* BEGIN *

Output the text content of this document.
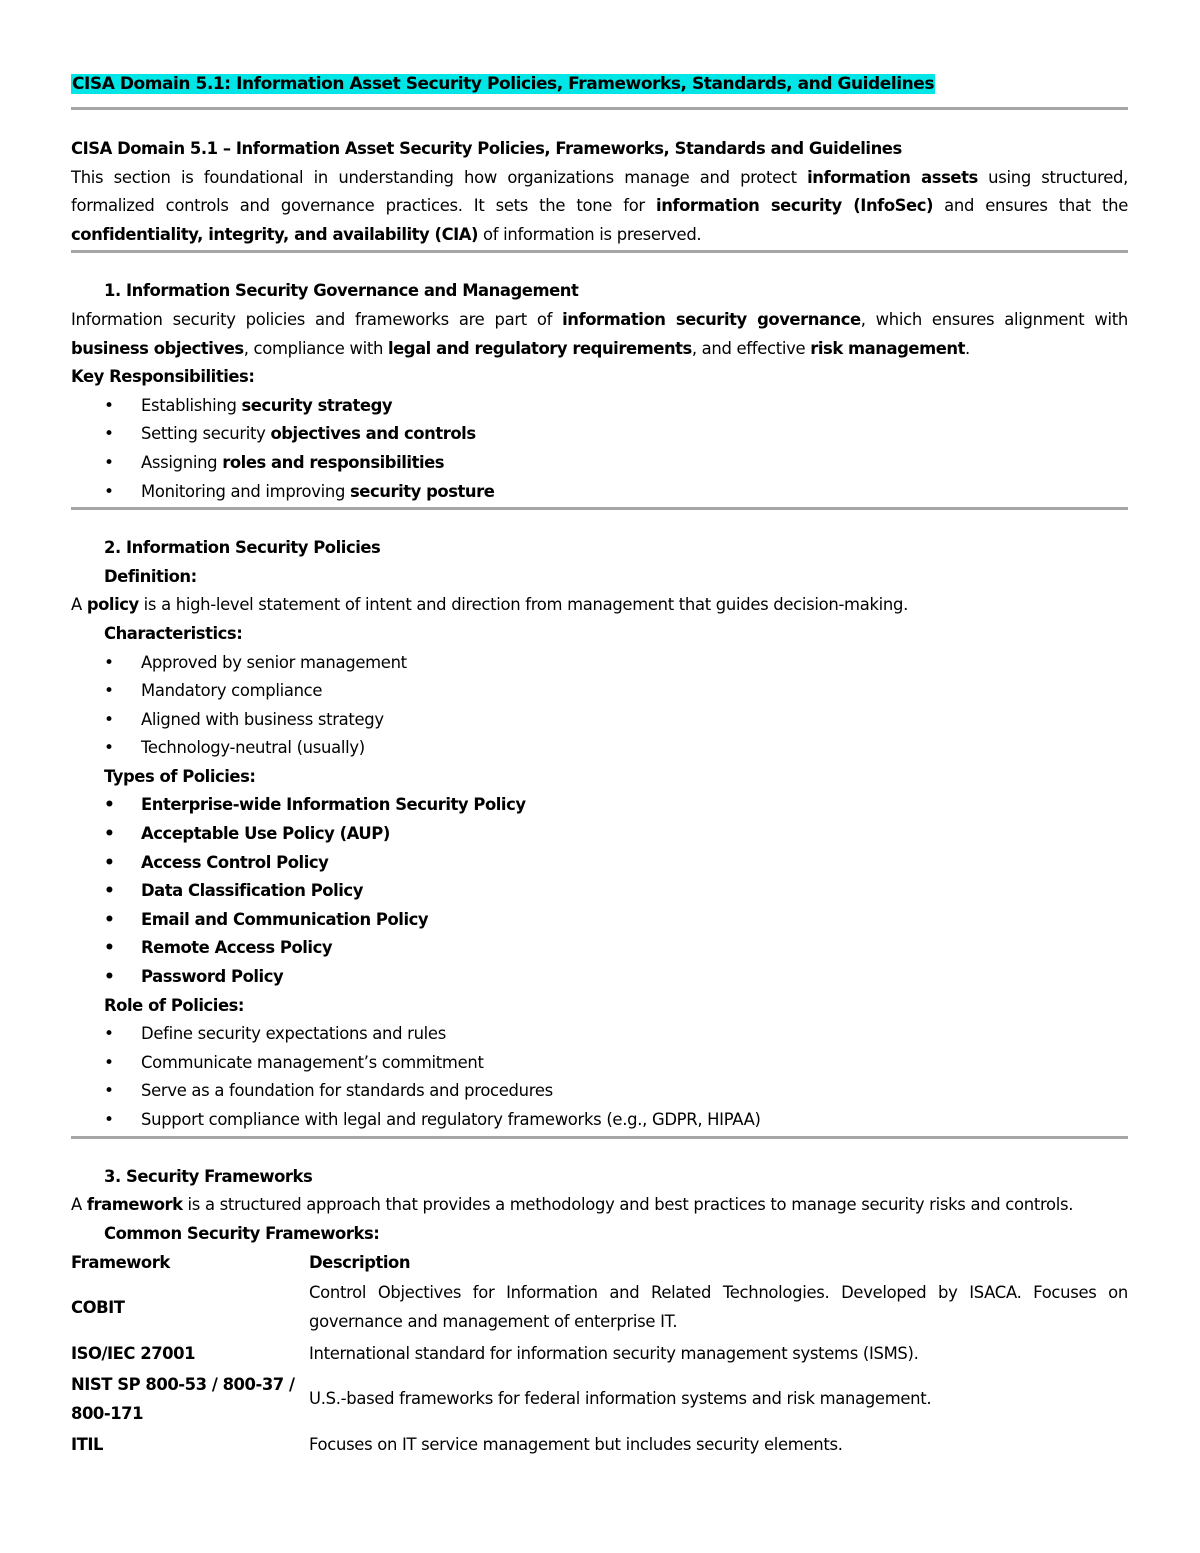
CISA Domain 5.1: Information Asset Security Policies, Frameworks, Standards, and Guidelines
CISA Domain 5.1 – Information Asset Security Policies, Frameworks, Standards and Guidelines
This section is foundational in understanding how organizations manage and protect information assets using structured, formalized controls and governance practices. It sets the tone for information security (InfoSec) and ensures that the confidentiality, integrity, and availability (CIA) of information is preserved.
1. Information Security Governance and Management
Information security policies and frameworks are part of information security governance, which ensures alignment with business objectives, compliance with legal and regulatory requirements, and effective risk management.
Key Responsibilities:
• Establishing security strategy
• Setting security objectives and controls
• Assigning roles and responsibilities
• Monitoring and improving security posture
2. Information Security Policies
Definition:
A policy is a high-level statement of intent and direction from management that guides decision-making.
Characteristics:
• Approved by senior management
• Mandatory compliance
• Aligned with business strategy
• Technology-neutral (usually)
Types of Policies:
• Enterprise-wide Information Security Policy
• Acceptable Use Policy (AUP)
• Access Control Policy
• Data Classification Policy
• Email and Communication Policy
• Remote Access Policy
• Password Policy
Role of Policies:
• Define security expectations and rules
• Communicate management’s commitment
• Serve as a foundation for standards and procedures
• Support compliance with legal and regulatory frameworks (e.g., GDPR, HIPAA)
3. Security Frameworks
A framework is a structured approach that provides a methodology and best practices to manage security risks and controls.
Common Security Frameworks:
Framework	Description
COBIT	Control Objectives for Information and Related Technologies. Developed by ISACA. Focuses on governance and management of enterprise IT.
ISO/IEC 27001	International standard for information security management systems (ISMS).
NIST SP 800-53 / 800-37 / 800-171	U.S.-based frameworks for federal information systems and risk management.
ITIL	Focuses on IT service management but includes security elements.
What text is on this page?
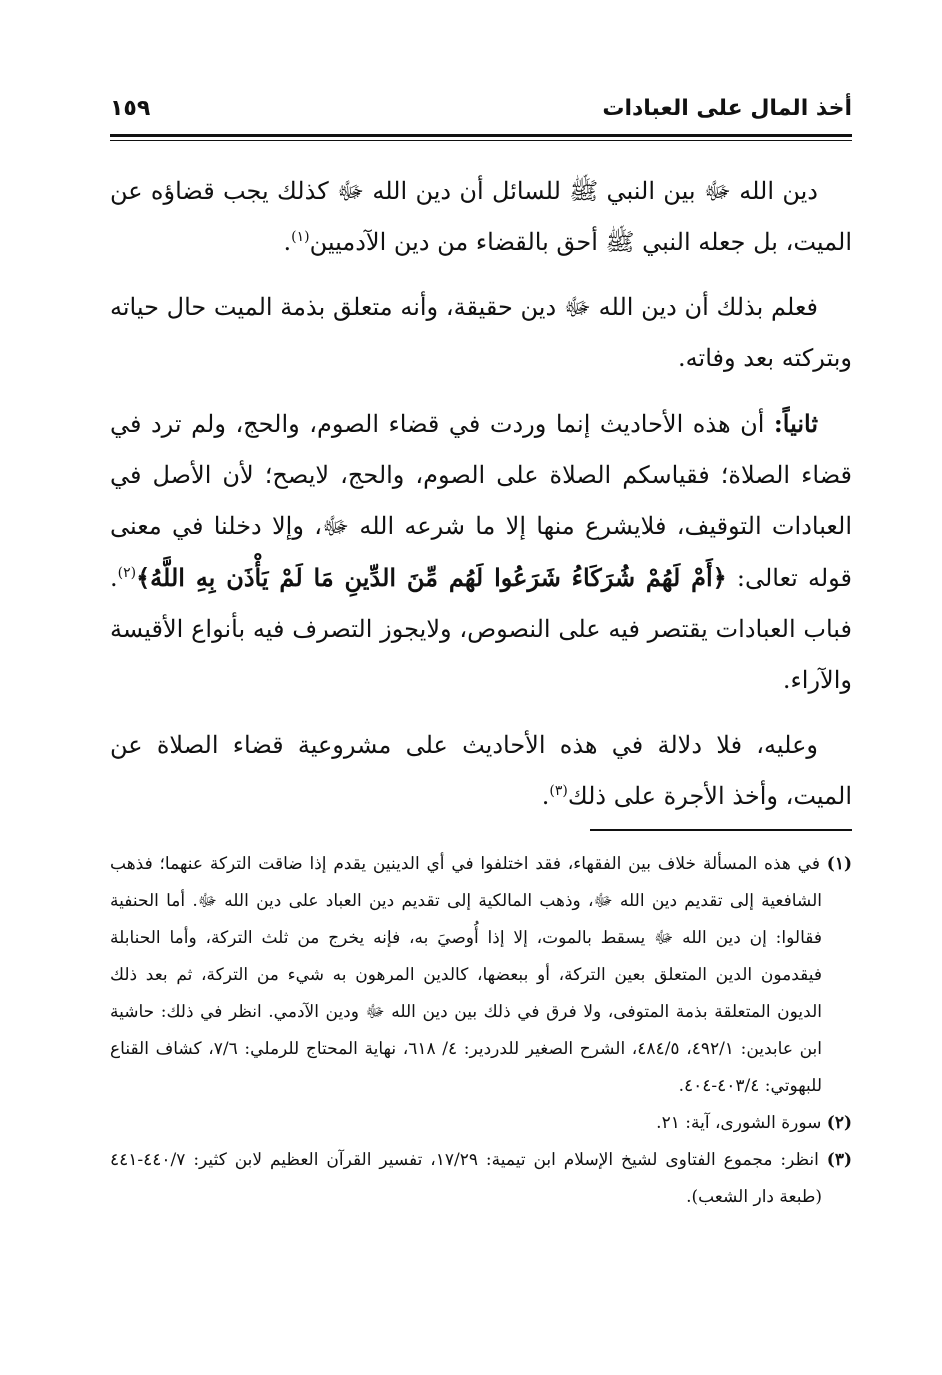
أخذ المال على العبادات
١٥٩

دين الله ﷻ بين النبي ﷺ للسائل أن دين الله ﷻ كذلك يجب قضاؤه عن الميت، بل جعله النبي ﷺ أحق بالقضاء من دين الآدميين$^{(١)}$.

فعلم بذلك أن دين الله ﷻ دين حقيقة، وأنه متعلق بذمة الميت حال حياته وبتركته بعد وفاته.

ثانياً: أن هذه الأحاديث إنما وردت في قضاء الصوم، والحج، ولم ترد في قضاء الصلاة؛ فقياسكم الصلاة على الصوم، والحج، لايصح؛ لأن الأصل في العبادات التوقيف، فلايشرع منها إلا ما شرعه الله ﷻ، وإلا دخلنا في معنى قوله تعالى: ﴿أَمْ لَهُمْ شُرَكَاءُ شَرَعُوا لَهُم مِّنَ الدِّينِ مَا لَمْ يَأْذَن بِهِ اللَّهُ﴾$^{(٢)}$. فباب العبادات يقتصر فيه على النصوص، ولايجوز التصرف فيه بأنواع الأقيسة والآراء.

وعليه، فلا دلالة في هذه الأحاديث على مشروعية قضاء الصلاة عن الميت، وأخذ الأجرة على ذلك$^{(٣)}$.

(١) في هذه المسألة خلاف بين الفقهاء، فقد اختلفوا في أي الدينين يقدم إذا ضاقت التركة عنهما؛ فذهب الشافعية إلى تقديم دين الله ﷻ، وذهب المالكية إلى تقديم دين العباد على دين الله ﷻ. أما الحنفية فقالوا: إن دين الله ﷻ يسقط بالموت، إلا إذا أُوصيَ به، فإنه يخرج من ثلث التركة، وأما الحنابلة فيقدمون الدين المتعلق بعين التركة، أو ببعضها، كالدين المرهون به شيء من التركة، ثم بعد ذلك الديون المتعلقة بذمة المتوفى، ولا فرق في ذلك بين دين الله ﷻ ودين الآدمي. انظر في ذلك: حاشية ابن عابدين: ٤٩٢/١، ٤٨٤/٥، الشرح الصغير للدردير: ٤/ ٦١٨، نهاية المحتاج للرملي: ٧/٦، كشاف القناع للبهوتي: ٤٠٣/٤-٤٠٤.

(٢) سورة الشورى، آية: ٢١.

(٣) انظر: مجموع الفتاوى لشيخ الإسلام ابن تيمية: ١٧/٢٩، تفسير القرآن العظيم لابن كثير: ٤٤٠/٧-٤٤١ (طبعة دار الشعب).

* END *

STATED PROBLEM. Transcribe the material exactly, keeping every word and none of the pictures.

RESULT FOR THIS EXERCISE.
Output the text content of this document.
CISA Domain 5.1: Information Asset Security Policies, Frameworks, Standards, and Guidelines
CISA Domain 5.1 – Information Asset Security Policies, Frameworks, Standards and Guidelines
This section is foundational in understanding how organizations manage and protect information assets using structured, formalized controls and governance practices. It sets the tone for information security (InfoSec) and ensures that the confidentiality, integrity, and availability (CIA) of information is preserved.
1. Information Security Governance and Management
Information security policies and frameworks are part of information security governance, which ensures alignment with business objectives, compliance with legal and regulatory requirements, and effective risk management.
Key Responsibilities:
• Establishing security strategy
• Setting security objectives and controls
• Assigning roles and responsibilities
• Monitoring and improving security posture
2. Information Security Policies
Definition:
A policy is a high-level statement of intent and direction from management that guides decision-making.
Characteristics:
• Approved by senior management
• Mandatory compliance
• Aligned with business strategy
• Technology-neutral (usually)
Types of Policies:
• Enterprise-wide Information Security Policy
• Acceptable Use Policy (AUP)
• Access Control Policy
• Data Classification Policy
• Email and Communication Policy
• Remote Access Policy
• Password Policy
Role of Policies:
• Define security expectations and rules
• Communicate management’s commitment
• Serve as a foundation for standards and procedures
• Support compliance with legal and regulatory frameworks (e.g., GDPR, HIPAA)
3. Security Frameworks
A framework is a structured approach that provides a methodology and best practices to manage security risks and controls.
Common Security Frameworks:
Framework	Description
COBIT	Control Objectives for Information and Related Technologies. Developed by ISACA. Focuses on governance and management of enterprise IT.
ISO/IEC 27001	International standard for information security management systems (ISMS).
NIST SP 800-53 / 800-37 / 800-171	U.S.-based frameworks for federal information systems and risk management.
ITIL	Focuses on IT service management but includes security elements.
What text is on this page?
أخذ المال على العبادات
١٥٩

دين الله ﷻ بين النبي ﷺ للسائل أن دين الله ﷻ كذلك يجب قضاؤه عن الميت، بل جعله النبي ﷺ أحق بالقضاء من دين الآدميين$^{(١)}$.

فعلم بذلك أن دين الله ﷻ دين حقيقة، وأنه متعلق بذمة الميت حال حياته وبتركته بعد وفاته.

ثانياً: أن هذه الأحاديث إنما وردت في قضاء الصوم، والحج، ولم ترد في قضاء الصلاة؛ فقياسكم الصلاة على الصوم، والحج، لايصح؛ لأن الأصل في العبادات التوقيف، فلايشرع منها إلا ما شرعه الله ﷻ، وإلا دخلنا في معنى قوله تعالى: ﴿أَمْ لَهُمْ شُرَكَاءُ شَرَعُوا لَهُم مِّنَ الدِّينِ مَا لَمْ يَأْذَن بِهِ اللَّهُ﴾$^{(٢)}$. فباب العبادات يقتصر فيه على النصوص، ولايجوز التصرف فيه بأنواع الأقيسة والآراء.

وعليه، فلا دلالة في هذه الأحاديث على مشروعية قضاء الصلاة عن الميت، وأخذ الأجرة على ذلك$^{(٣)}$.

(١) في هذه المسألة خلاف بين الفقهاء، فقد اختلفوا في أي الدينين يقدم إذا ضاقت التركة عنهما؛ فذهب الشافعية إلى تقديم دين الله ﷻ، وذهب المالكية إلى تقديم دين العباد على دين الله ﷻ. أما الحنفية فقالوا: إن دين الله ﷻ يسقط بالموت، إلا إذا أُوصيَ به، فإنه يخرج من ثلث التركة، وأما الحنابلة فيقدمون الدين المتعلق بعين التركة، أو ببعضها، كالدين المرهون به شيء من التركة، ثم بعد ذلك الديون المتعلقة بذمة المتوفى، ولا فرق في ذلك بين دين الله ﷻ ودين الآدمي. انظر في ذلك: حاشية ابن عابدين: ٤٩٢/١، ٤٨٤/٥، الشرح الصغير للدردير: ٤/ ٦١٨، نهاية المحتاج للرملي: ٧/٦، كشاف القناع للبهوتي: ٤٠٣/٤-٤٠٤.

(٢) سورة الشورى، آية: ٢١.

(٣) انظر: مجموع الفتاوى لشيخ الإسلام ابن تيمية: ١٧/٢٩، تفسير القرآن العظيم لابن كثير: ٤٤٠/٧-٤٤١ (طبعة دار الشعب).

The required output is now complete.